• [Goal of the exercise] Without the images, print all the entries below exactly as given.

• [Task inputs]
━━━━━━

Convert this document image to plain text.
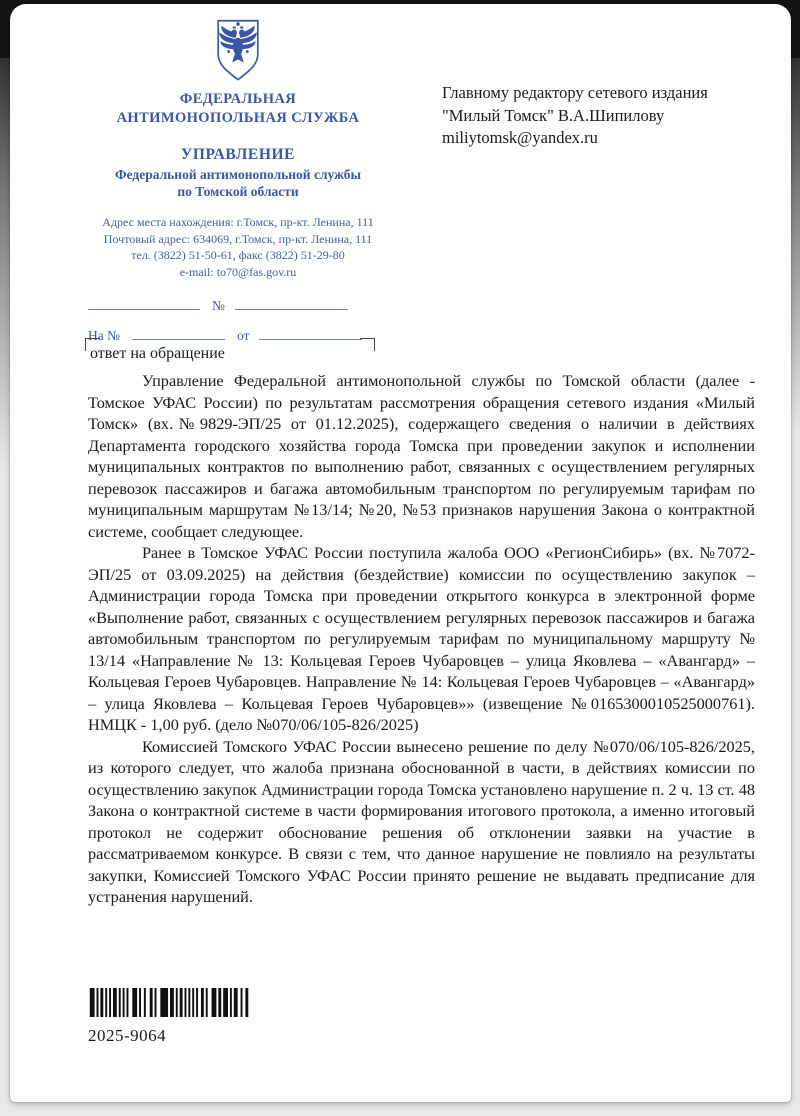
ФЕДЕРАЛЬНАЯ
АНТИМОНОПОЛЬНАЯ СЛУЖБА
УПРАВЛЕНИЕ
Федеральной антимонопольной службы
по Томской области
Адрес места нахождения: г.Томск, пр-кт. Ленина, 111
Почтовый адрес: 634069, г.Томск, пр-кт. Ленина, 111
тел. (3822) 51-50-61, факс (3822) 51-29-80
e-mail: to70@fas.gov.ru
№
На №	от
Главному редактору сетевого издания
"Милый Томск" В.А.Шипилову
miliytomsk@yandex.ru
ответ на обращение

Управление Федеральной антимонопольной службы по Томской области (далее - Томское УФАС России) по результатам рассмотрения обращения сетевого издания «Милый Томск» (вх.№9829-ЭП/25 от 01.12.2025), содержащего сведения о наличии в действиях Департамента городского хозяйства города Томска при проведении закупок и исполнении муниципальных контрактов по выполнению работ, связанных с осуществлением регулярных перевозок пассажиров и багажа автомобильным транспортом по регулируемым тарифам по муниципальным маршрутам №13/14; №20, №53 признаков нарушения Закона о контрактной системе, сообщает следующее.

Ранее в Томское УФАС России поступила жалоба ООО «РегионСибирь» (вх. №7072-ЭП/25 от 03.09.2025) на действия (бездействие) комиссии по осуществлению закупок – Администрации города Томска при проведении открытого конкурса в электронной форме «Выполнение работ, связанных с осуществлением регулярных перевозок пассажиров и багажа автомобильным транспортом по регулируемым тарифам по муниципальному маршруту № 13/14 «Направление № 13: Кольцевая Героев Чубаровцев – улица Яковлева – «Авангард» – Кольцевая Героев Чубаровцев. Направление № 14: Кольцевая Героев Чубаровцев – «Авангард» – улица Яковлева – Кольцевая Героев Чубаровцев»» (извещение №0165300010525000761). НМЦК - 1,00 руб. (дело №070/06/105-826/2025)

Комиссией Томского УФАС России вынесено решение по делу №070/06/105-826/2025, из которого следует, что жалоба признана обоснованной в части, в действиях комиссии по осуществлению закупок Администрации города Томска установлено нарушение п. 2 ч. 13 ст. 48 Закона о контрактной системе в части формирования итогового протокола, а именно итоговый протокол не содержит обоснование решения об отклонении заявки на участие в рассматриваемом конкурсе. В связи с тем, что данное нарушение не повлияло на результаты закупки, Комиссией Томского УФАС России принято решение не выдавать предписание для устранения нарушений.

2025-9064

━━━━━━

• [Answer to the problem]
Convert this document image to plain text.
ФЕДЕРАЛЬНАЯ
АНТИМОНОПОЛЬНАЯ СЛУЖБА
УПРАВЛЕНИЕ
Федеральной антимонопольной службы
по Томской области
Адрес места нахождения: г.Томск, пр-кт. Ленина, 111
Почтовый адрес: 634069, г.Томск, пр-кт. Ленина, 111
тел. (3822) 51-50-61, факс (3822) 51-29-80
e-mail: to70@fas.gov.ru
№
На №	от
Главному редактору сетевого издания
"Милый Томск" В.А.Шипилову
miliytomsk@yandex.ru
ответ на обращение

Управление Федеральной антимонопольной службы по Томской области (далее - Томское УФАС России) по результатам рассмотрения обращения сетевого издания «Милый Томск» (вх.№9829-ЭП/25 от 01.12.2025), содержащего сведения о наличии в действиях Департамента городского хозяйства города Томска при проведении закупок и исполнении муниципальных контрактов по выполнению работ, связанных с осуществлением регулярных перевозок пассажиров и багажа автомобильным транспортом по регулируемым тарифам по муниципальным маршрутам №13/14; №20, №53 признаков нарушения Закона о контрактной системе, сообщает следующее.

Ранее в Томское УФАС России поступила жалоба ООО «РегионСибирь» (вх. №7072-ЭП/25 от 03.09.2025) на действия (бездействие) комиссии по осуществлению закупок – Администрации города Томска при проведении открытого конкурса в электронной форме «Выполнение работ, связанных с осуществлением регулярных перевозок пассажиров и багажа автомобильным транспортом по регулируемым тарифам по муниципальному маршруту № 13/14 «Направление № 13: Кольцевая Героев Чубаровцев – улица Яковлева – «Авангард» – Кольцевая Героев Чубаровцев. Направление № 14: Кольцевая Героев Чубаровцев – «Авангард» – улица Яковлева – Кольцевая Героев Чубаровцев»» (извещение №0165300010525000761). НМЦК - 1,00 руб. (дело №070/06/105-826/2025)

Комиссией Томского УФАС России вынесено решение по делу №070/06/105-826/2025, из которого следует, что жалоба признана обоснованной в части, в действиях комиссии по осуществлению закупок Администрации города Томска установлено нарушение п. 2 ч. 13 ст. 48 Закона о контрактной системе в части формирования итогового протокола, а именно итоговый протокол не содержит обоснование решения об отклонении заявки на участие в рассматриваемом конкурсе. В связи с тем, что данное нарушение не повлияло на результаты закупки, Комиссией Томского УФАС России принято решение не выдавать предписание для устранения нарушений.

2025-9064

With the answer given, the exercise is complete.